REQUEST —
Repeat the listing in full, preserving every character.

Figure data in JSON:

<<<<

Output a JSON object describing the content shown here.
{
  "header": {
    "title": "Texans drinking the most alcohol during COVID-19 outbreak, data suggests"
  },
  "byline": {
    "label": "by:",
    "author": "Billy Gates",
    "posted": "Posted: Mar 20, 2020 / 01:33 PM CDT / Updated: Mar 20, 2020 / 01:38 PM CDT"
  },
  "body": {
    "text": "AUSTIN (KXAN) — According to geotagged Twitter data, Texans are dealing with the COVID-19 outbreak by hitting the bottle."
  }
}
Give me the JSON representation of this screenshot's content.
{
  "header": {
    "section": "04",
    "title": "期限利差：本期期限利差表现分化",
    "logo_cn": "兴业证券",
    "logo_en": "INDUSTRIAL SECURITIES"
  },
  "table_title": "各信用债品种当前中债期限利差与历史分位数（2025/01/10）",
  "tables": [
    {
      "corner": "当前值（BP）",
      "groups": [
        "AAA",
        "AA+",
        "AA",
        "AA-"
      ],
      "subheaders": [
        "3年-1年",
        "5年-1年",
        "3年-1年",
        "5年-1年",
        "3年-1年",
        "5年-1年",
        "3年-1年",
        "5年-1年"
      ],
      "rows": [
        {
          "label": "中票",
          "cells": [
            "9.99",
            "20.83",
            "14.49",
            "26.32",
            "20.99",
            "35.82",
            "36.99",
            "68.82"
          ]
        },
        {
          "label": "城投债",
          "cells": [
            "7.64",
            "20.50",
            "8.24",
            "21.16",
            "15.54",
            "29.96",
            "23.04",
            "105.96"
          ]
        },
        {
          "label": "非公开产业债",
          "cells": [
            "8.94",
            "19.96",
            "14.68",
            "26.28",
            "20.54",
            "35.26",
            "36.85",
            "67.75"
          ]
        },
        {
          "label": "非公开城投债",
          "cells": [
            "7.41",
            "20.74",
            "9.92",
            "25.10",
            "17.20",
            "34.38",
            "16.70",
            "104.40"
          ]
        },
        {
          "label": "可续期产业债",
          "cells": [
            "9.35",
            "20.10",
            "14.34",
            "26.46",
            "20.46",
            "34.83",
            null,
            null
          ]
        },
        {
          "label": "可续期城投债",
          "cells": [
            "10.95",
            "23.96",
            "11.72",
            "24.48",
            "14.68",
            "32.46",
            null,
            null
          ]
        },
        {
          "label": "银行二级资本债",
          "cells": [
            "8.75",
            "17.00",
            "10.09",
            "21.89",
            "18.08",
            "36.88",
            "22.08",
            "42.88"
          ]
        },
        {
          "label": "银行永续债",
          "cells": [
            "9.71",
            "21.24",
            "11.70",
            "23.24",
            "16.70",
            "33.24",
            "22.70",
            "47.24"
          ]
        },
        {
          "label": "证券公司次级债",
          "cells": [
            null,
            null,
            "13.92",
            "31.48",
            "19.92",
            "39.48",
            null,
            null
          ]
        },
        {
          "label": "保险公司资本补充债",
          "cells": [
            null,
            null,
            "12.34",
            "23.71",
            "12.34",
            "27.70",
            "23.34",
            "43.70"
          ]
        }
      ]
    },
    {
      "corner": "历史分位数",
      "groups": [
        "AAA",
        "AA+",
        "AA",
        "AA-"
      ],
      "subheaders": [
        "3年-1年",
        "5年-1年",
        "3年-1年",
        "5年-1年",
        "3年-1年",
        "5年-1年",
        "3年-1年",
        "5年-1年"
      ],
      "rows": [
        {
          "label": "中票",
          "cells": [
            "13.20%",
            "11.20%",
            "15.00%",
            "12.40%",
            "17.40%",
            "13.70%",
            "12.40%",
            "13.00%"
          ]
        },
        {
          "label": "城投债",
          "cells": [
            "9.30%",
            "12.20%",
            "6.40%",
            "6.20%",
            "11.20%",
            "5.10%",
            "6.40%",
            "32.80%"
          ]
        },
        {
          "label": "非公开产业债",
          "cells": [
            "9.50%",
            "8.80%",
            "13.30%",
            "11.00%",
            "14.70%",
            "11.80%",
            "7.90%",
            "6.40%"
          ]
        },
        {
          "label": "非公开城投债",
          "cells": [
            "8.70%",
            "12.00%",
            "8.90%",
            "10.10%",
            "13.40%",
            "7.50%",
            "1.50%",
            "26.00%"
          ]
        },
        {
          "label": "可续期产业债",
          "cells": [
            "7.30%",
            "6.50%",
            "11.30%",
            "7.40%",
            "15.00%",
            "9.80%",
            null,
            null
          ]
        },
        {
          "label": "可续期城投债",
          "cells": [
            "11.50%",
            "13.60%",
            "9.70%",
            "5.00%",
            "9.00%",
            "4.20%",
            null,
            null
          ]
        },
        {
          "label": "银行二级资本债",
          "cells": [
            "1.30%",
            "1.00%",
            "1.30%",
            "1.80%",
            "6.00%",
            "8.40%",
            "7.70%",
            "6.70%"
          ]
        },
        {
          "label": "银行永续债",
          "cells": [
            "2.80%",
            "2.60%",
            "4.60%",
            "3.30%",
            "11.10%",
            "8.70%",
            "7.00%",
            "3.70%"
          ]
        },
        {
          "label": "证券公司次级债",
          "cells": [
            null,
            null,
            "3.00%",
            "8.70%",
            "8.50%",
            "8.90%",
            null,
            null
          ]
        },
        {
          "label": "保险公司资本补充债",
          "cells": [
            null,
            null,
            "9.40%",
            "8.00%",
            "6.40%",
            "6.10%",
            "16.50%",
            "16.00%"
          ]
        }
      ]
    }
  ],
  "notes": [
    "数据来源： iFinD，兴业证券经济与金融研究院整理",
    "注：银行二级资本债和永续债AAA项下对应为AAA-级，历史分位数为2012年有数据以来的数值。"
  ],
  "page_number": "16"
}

>>>>

EXERCISE RESULT —
Output a JSON object describing the content shown here.
{
  "header": {
    "title": "Texans drinking the most alcohol during COVID-19 outbreak, data suggests"
  },
  "byline": {
    "label": "by:",
    "author": "Billy Gates",
    "posted": "Posted: Mar 20, 2020 / 01:33 PM CDT / Updated: Mar 20, 2020 / 01:38 PM CDT"
  },
  "body": {
    "text": "AUSTIN (KXAN) — According to geotagged Twitter data, Texans are dealing with the COVID-19 outbreak by hitting the bottle."
  }
}
Give me the JSON representation of this screenshot's content.
{
  "header": {
    "section": "04",
    "title": "期限利差：本期期限利差表现分化",
    "logo_cn": "兴业证券",
    "logo_en": "INDUSTRIAL SECURITIES"
  },
  "table_title": "各信用债品种当前中债期限利差与历史分位数（2025/01/10）",
  "tables": [
    {
      "corner": "当前值（BP）",
      "groups": [
        "AAA",
        "AA+",
        "AA",
        "AA-"
      ],
      "subheaders": [
        "3年-1年",
        "5年-1年",
        "3年-1年",
        "5年-1年",
        "3年-1年",
        "5年-1年",
        "3年-1年",
        "5年-1年"
      ],
      "rows": [
        {
          "label": "中票",
          "cells": [
            "9.99",
            "20.83",
            "14.49",
            "26.32",
            "20.99",
            "35.82",
            "36.99",
            "68.82"
          ]
        },
        {
          "label": "城投债",
          "cells": [
            "7.64",
            "20.50",
            "8.24",
            "21.16",
            "15.54",
            "29.96",
            "23.04",
            "105.96"
          ]
        },
        {
          "label": "非公开产业债",
          "cells": [
            "8.94",
            "19.96",
            "14.68",
            "26.28",
            "20.54",
            "35.26",
            "36.85",
            "67.75"
          ]
        },
        {
          "label": "非公开城投债",
          "cells": [
            "7.41",
            "20.74",
            "9.92",
            "25.10",
            "17.20",
            "34.38",
            "16.70",
            "104.40"
          ]
        },
        {
          "label": "可续期产业债",
          "cells": [
            "9.35",
            "20.10",
            "14.34",
            "26.46",
            "20.46",
            "34.83",
            null,
            null
          ]
        },
        {
          "label": "可续期城投债",
          "cells": [
            "10.95",
            "23.96",
            "11.72",
            "24.48",
            "14.68",
            "32.46",
            null,
            null
          ]
        },
        {
          "label": "银行二级资本债",
          "cells": [
            "8.75",
            "17.00",
            "10.09",
            "21.89",
            "18.08",
            "36.88",
            "22.08",
            "42.88"
          ]
        },
        {
          "label": "银行永续债",
          "cells": [
            "9.71",
            "21.24",
            "11.70",
            "23.24",
            "16.70",
            "33.24",
            "22.70",
            "47.24"
          ]
        },
        {
          "label": "证券公司次级债",
          "cells": [
            null,
            null,
            "13.92",
            "31.48",
            "19.92",
            "39.48",
            null,
            null
          ]
        },
        {
          "label": "保险公司资本补充债",
          "cells": [
            null,
            null,
            "12.34",
            "23.71",
            "12.34",
            "27.70",
            "23.34",
            "43.70"
          ]
        }
      ]
    },
    {
      "corner": "历史分位数",
      "groups": [
        "AAA",
        "AA+",
        "AA",
        "AA-"
      ],
      "subheaders": [
        "3年-1年",
        "5年-1年",
        "3年-1年",
        "5年-1年",
        "3年-1年",
        "5年-1年",
        "3年-1年",
        "5年-1年"
      ],
      "rows": [
        {
          "label": "中票",
          "cells": [
            "13.20%",
            "11.20%",
            "15.00%",
            "12.40%",
            "17.40%",
            "13.70%",
            "12.40%",
            "13.00%"
          ]
        },
        {
          "label": "城投债",
          "cells": [
            "9.30%",
            "12.20%",
            "6.40%",
            "6.20%",
            "11.20%",
            "5.10%",
            "6.40%",
            "32.80%"
          ]
        },
        {
          "label": "非公开产业债",
          "cells": [
            "9.50%",
            "8.80%",
            "13.30%",
            "11.00%",
            "14.70%",
            "11.80%",
            "7.90%",
            "6.40%"
          ]
        },
        {
          "label": "非公开城投债",
          "cells": [
            "8.70%",
            "12.00%",
            "8.90%",
            "10.10%",
            "13.40%",
            "7.50%",
            "1.50%",
            "26.00%"
          ]
        },
        {
          "label": "可续期产业债",
          "cells": [
            "7.30%",
            "6.50%",
            "11.30%",
            "7.40%",
            "15.00%",
            "9.80%",
            null,
            null
          ]
        },
        {
          "label": "可续期城投债",
          "cells": [
            "11.50%",
            "13.60%",
            "9.70%",
            "5.00%",
            "9.00%",
            "4.20%",
            null,
            null
          ]
        },
        {
          "label": "银行二级资本债",
          "cells": [
            "1.30%",
            "1.00%",
            "1.30%",
            "1.80%",
            "6.00%",
            "8.40%",
            "7.70%",
            "6.70%"
          ]
        },
        {
          "label": "银行永续债",
          "cells": [
            "2.80%",
            "2.60%",
            "4.60%",
            "3.30%",
            "11.10%",
            "8.70%",
            "7.00%",
            "3.70%"
          ]
        },
        {
          "label": "证券公司次级债",
          "cells": [
            null,
            null,
            "3.00%",
            "8.70%",
            "8.50%",
            "8.90%",
            null,
            null
          ]
        },
        {
          "label": "保险公司资本补充债",
          "cells": [
            null,
            null,
            "9.40%",
            "8.00%",
            "6.40%",
            "6.10%",
            "16.50%",
            "16.00%"
          ]
        }
      ]
    }
  ],
  "notes": [
    "数据来源： iFinD，兴业证券经济与金融研究院整理",
    "注：银行二级资本债和永续债AAA项下对应为AAA-级，历史分位数为2012年有数据以来的数值。"
  ],
  "page_number": "16"
}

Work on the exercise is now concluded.